Dataset records:
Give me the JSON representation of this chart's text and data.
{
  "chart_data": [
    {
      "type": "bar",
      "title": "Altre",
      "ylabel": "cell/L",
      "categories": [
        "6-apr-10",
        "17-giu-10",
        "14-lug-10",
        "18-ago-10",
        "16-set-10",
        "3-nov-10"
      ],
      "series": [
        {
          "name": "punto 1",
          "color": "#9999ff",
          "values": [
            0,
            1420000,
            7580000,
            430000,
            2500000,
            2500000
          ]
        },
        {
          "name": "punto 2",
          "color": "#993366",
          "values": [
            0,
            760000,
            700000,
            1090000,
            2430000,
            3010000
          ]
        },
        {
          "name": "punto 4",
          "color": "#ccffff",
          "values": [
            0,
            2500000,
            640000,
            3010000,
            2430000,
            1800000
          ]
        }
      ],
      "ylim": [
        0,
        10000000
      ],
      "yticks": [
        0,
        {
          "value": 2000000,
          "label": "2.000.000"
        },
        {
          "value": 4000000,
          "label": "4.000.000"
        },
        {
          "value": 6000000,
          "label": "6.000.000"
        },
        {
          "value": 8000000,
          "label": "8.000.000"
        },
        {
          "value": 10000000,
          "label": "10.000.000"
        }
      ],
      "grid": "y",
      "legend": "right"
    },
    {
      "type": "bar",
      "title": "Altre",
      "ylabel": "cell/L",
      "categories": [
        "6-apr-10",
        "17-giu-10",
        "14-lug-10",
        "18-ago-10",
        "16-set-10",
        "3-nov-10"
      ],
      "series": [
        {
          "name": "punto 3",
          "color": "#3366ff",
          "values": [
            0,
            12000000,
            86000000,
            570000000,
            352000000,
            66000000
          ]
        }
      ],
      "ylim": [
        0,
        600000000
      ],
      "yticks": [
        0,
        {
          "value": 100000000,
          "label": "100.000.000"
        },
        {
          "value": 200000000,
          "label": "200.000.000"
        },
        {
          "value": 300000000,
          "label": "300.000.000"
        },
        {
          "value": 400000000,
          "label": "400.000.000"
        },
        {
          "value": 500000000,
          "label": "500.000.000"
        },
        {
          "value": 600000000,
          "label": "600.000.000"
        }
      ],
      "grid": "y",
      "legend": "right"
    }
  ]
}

What the exercise asks: Repeat every entry exactly as written above.

Task solution:
Give me the JSON representation of this chart's text and data.
{
  "chart_data": [
    {
      "type": "bar",
      "title": "Altre",
      "ylabel": "cell/L",
      "categories": [
        "6-apr-10",
        "17-giu-10",
        "14-lug-10",
        "18-ago-10",
        "16-set-10",
        "3-nov-10"
      ],
      "series": [
        {
          "name": "punto 1",
          "color": "#9999ff",
          "values": [
            0,
            1420000,
            7580000,
            430000,
            2500000,
            2500000
          ]
        },
        {
          "name": "punto 2",
          "color": "#993366",
          "values": [
            0,
            760000,
            700000,
            1090000,
            2430000,
            3010000
          ]
        },
        {
          "name": "punto 4",
          "color": "#ccffff",
          "values": [
            0,
            2500000,
            640000,
            3010000,
            2430000,
            1800000
          ]
        }
      ],
      "ylim": [
        0,
        10000000
      ],
      "yticks": [
        0,
        {
          "value": 2000000,
          "label": "2.000.000"
        },
        {
          "value": 4000000,
          "label": "4.000.000"
        },
        {
          "value": 6000000,
          "label": "6.000.000"
        },
        {
          "value": 8000000,
          "label": "8.000.000"
        },
        {
          "value": 10000000,
          "label": "10.000.000"
        }
      ],
      "grid": "y",
      "legend": "right"
    },
    {
      "type": "bar",
      "title": "Altre",
      "ylabel": "cell/L",
      "categories": [
        "6-apr-10",
        "17-giu-10",
        "14-lug-10",
        "18-ago-10",
        "16-set-10",
        "3-nov-10"
      ],
      "series": [
        {
          "name": "punto 3",
          "color": "#3366ff",
          "values": [
            0,
            12000000,
            86000000,
            570000000,
            352000000,
            66000000
          ]
        }
      ],
      "ylim": [
        0,
        600000000
      ],
      "yticks": [
        0,
        {
          "value": 100000000,
          "label": "100.000.000"
        },
        {
          "value": 200000000,
          "label": "200.000.000"
        },
        {
          "value": 300000000,
          "label": "300.000.000"
        },
        {
          "value": 400000000,
          "label": "400.000.000"
        },
        {
          "value": 500000000,
          "label": "500.000.000"
        },
        {
          "value": 600000000,
          "label": "600.000.000"
        }
      ],
      "grid": "y",
      "legend": "right"
    }
  ]
}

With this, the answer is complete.